Given task A: In the rows below, rewrite everything from the line containing "I need the location" down to the line containing "cover-subtitle: Ilkel topluluklardan", both ends included, as a numbered list with blank lines omitted. Leave the pictures out.

Passage given:
┌──

McCormick v. First National Bank of Miami, 322 F. Supp. 604 (S.D. Fla. 1971)

US District Court for the Southern District of Florida - 322 F. Supp. 604 (S.D. Fla. 1971)
February 5, 1971

322 F. Supp. 604 (1971)

Howard J. McCORMICK and Alfreinday McCormick, Plaintiffs,
The FIRST NATIONAL BANK OF MIAMI and Biscayne Dodge, Inc., Defendants.

No. 70-1785-Civ.

United States District Court, S. D. Florida.

February 5, 1971.

B. R. Patterson, Belle Glade, Fla., for plaintiffs.

McCarthy, Steel, Hector & Davis, Miami, Fla., for defendant, First Nat. Bank of Miami.

High, Stack, Davis & Lazenby, Miami, Fla., for defendant Biscayne Dodge, Inc.


MEHRTENS, District Judge.

This cause came before this Court pursuant to motions of the defendant, The First National Bank of Miami, to *605 dismiss the Complaint, and to strike those portions of the Complaint which refer to the cause as a class action. The defendant, Biscayne Dodge, Inc., joined in and adopted these motions. The Court has considered the arguments of the parties and the Memoranda filed in support of their respective positions, and being otherwise advised, has determined that this cause should be dismissed for the reasons set forth below.

This cause arises out of the repossession by the defendant, The First National Bank of Miami, of an automobile the plaintiffs had purchased from the defendant, Biscayne Dodge, Inc., and financed by a written agreement entitled Security AgreementRetain Title Contract, which Biscayne Dodge assigned to the Bank.

In their Complaint, plaintiffs allege that the Bank "believed that the plaintiffs were in default in their payments under the contract" and, without notice to the plaintiffs, had the automobile repossessed. An agent of the Bank repossessed the automobile peacefully at a time when the plaintiff, Howard J. McCormick, was at work.

Thereafter the Bank notified the plaintiffs that the automobile would be sold if they did not redeem it by paying off the balance of the indebtedness. The Bank sold the automobile and is suing the plaintiffs for a deficiency.

└──

Given task B: Per the court opinion, who appeared for the plaintiffs?

Data to process:

┌──

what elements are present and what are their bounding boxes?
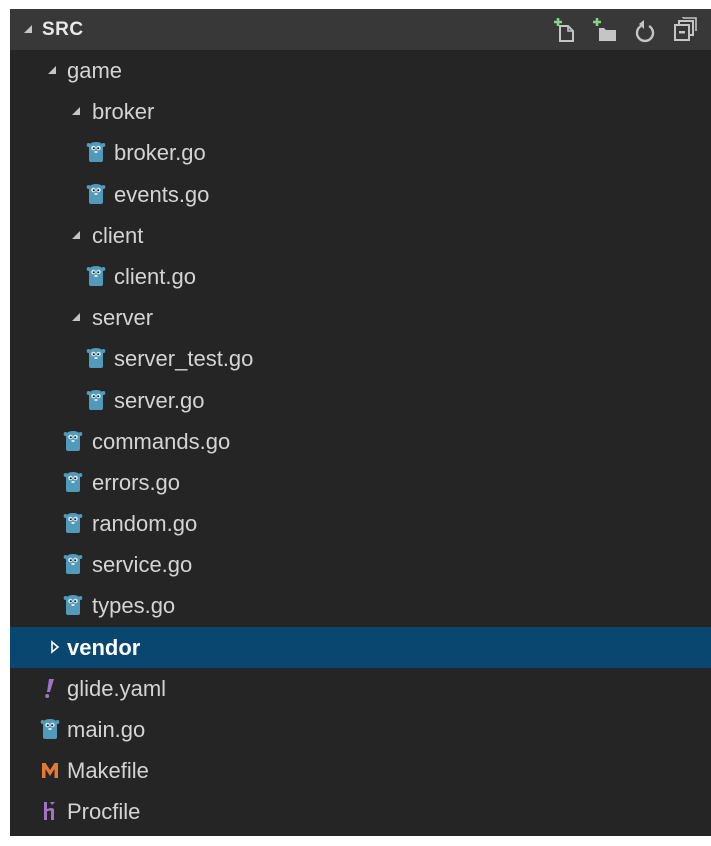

└──
┌──

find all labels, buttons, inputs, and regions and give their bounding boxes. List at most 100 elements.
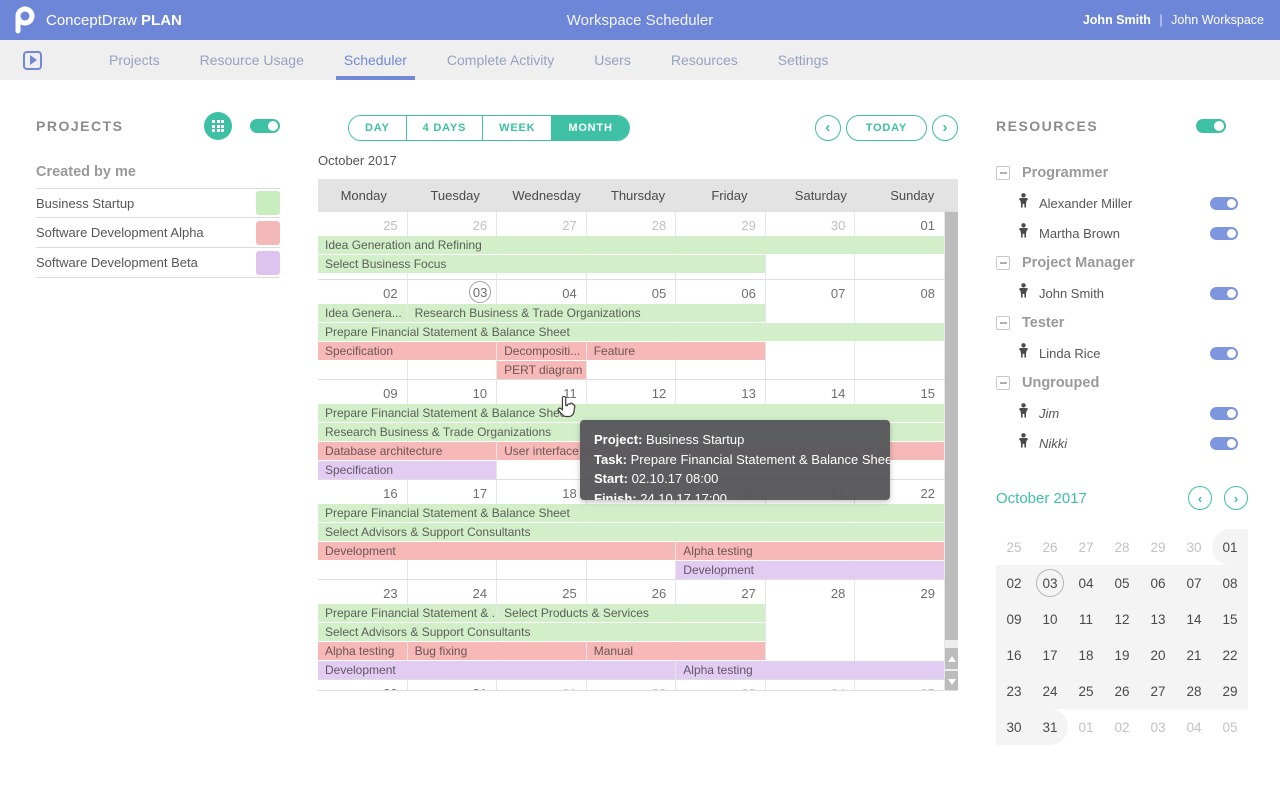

└──
┌──

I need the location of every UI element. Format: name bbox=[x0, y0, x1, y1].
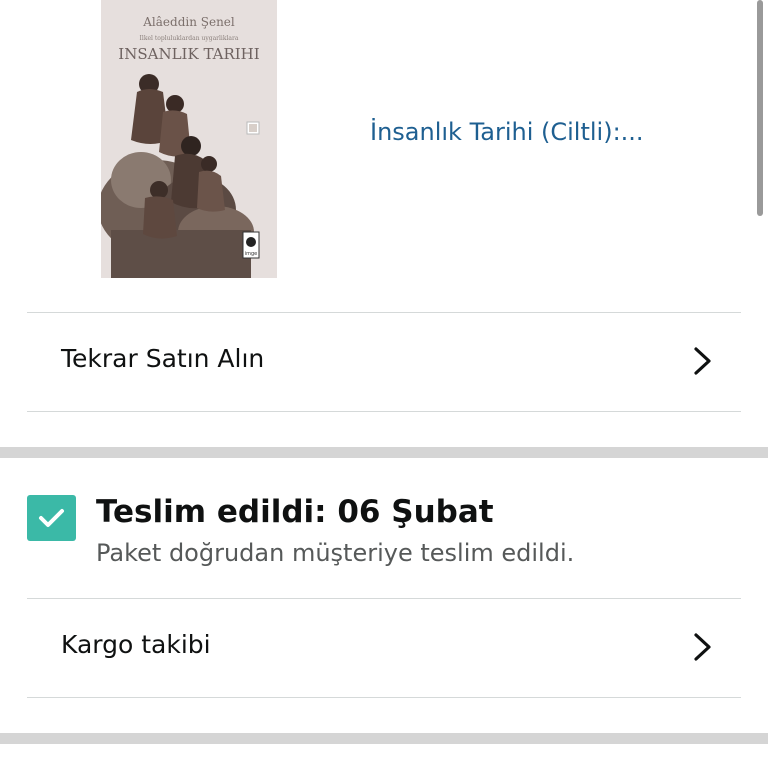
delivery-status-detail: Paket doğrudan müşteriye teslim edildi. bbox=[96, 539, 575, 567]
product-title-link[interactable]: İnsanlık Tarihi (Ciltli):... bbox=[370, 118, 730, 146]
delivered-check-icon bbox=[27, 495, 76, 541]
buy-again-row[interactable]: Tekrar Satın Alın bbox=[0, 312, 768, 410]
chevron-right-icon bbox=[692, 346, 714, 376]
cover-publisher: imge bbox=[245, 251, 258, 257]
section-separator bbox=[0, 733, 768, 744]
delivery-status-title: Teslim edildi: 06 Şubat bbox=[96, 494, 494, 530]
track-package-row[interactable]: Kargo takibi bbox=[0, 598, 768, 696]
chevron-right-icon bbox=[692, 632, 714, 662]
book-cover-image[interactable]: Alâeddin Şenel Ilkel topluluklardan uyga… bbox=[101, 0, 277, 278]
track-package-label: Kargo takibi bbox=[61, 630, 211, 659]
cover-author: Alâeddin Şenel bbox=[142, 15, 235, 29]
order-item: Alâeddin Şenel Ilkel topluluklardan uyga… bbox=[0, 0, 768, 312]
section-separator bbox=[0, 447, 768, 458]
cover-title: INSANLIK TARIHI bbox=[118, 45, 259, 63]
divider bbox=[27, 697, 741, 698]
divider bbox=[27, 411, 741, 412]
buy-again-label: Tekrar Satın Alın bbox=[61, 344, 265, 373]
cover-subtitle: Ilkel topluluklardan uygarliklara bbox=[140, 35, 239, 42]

└──

Complete answer A:
1. I need the location of every UI element. Format: name bbox=[x0, y0, x1, y1].
2. delivery-status-detail: Paket doğrudan müşteriye teslim edildi. bbox=[96, 539, 575, 567]
3. product-title-link[interactable]: İnsanlık Tarihi (Ciltli):... bbox=[370, 118, 730, 146]
4. delivered-check-icon bbox=[27, 495, 76, 541]
5. buy-again-row[interactable]: Tekrar Satın Alın bbox=[0, 312, 768, 410]
6. chevron-right-icon bbox=[692, 346, 714, 376]
7. cover-publisher: imge bbox=[245, 251, 258, 257]
8. section-separator bbox=[0, 733, 768, 744]
9. delivery-status-title: Teslim edildi: 06 Şubat bbox=[96, 494, 494, 530]
10. track-package-row[interactable]: Kargo takibi bbox=[0, 598, 768, 696]
11. chevron-right-icon bbox=[692, 632, 714, 662]
12. book-cover-image[interactable]: Alâeddin Şenel Ilkel topluluklardan uyga… bbox=[101, 0, 277, 278]
13. track-package-label: Kargo takibi bbox=[61, 630, 211, 659]
14. cover-author: Alâeddin Şenel bbox=[142, 15, 235, 29]
15. order-item: Alâeddin Şenel Ilkel topluluklardan uyga… bbox=[0, 0, 768, 312]
16. section-separator bbox=[0, 447, 768, 458]
17. cover-title: INSANLIK TARIHI bbox=[118, 45, 259, 63]
18. divider bbox=[27, 697, 741, 698]
19. divider bbox=[27, 411, 741, 412]
20. buy-again-label: Tekrar Satın Alın bbox=[61, 344, 265, 373]
21. cover-subtitle: Ilkel topluluklardan uygarliklara bbox=[140, 35, 239, 42]

Complete answer B: B. R. Patterson, of Belle Glade, Fla.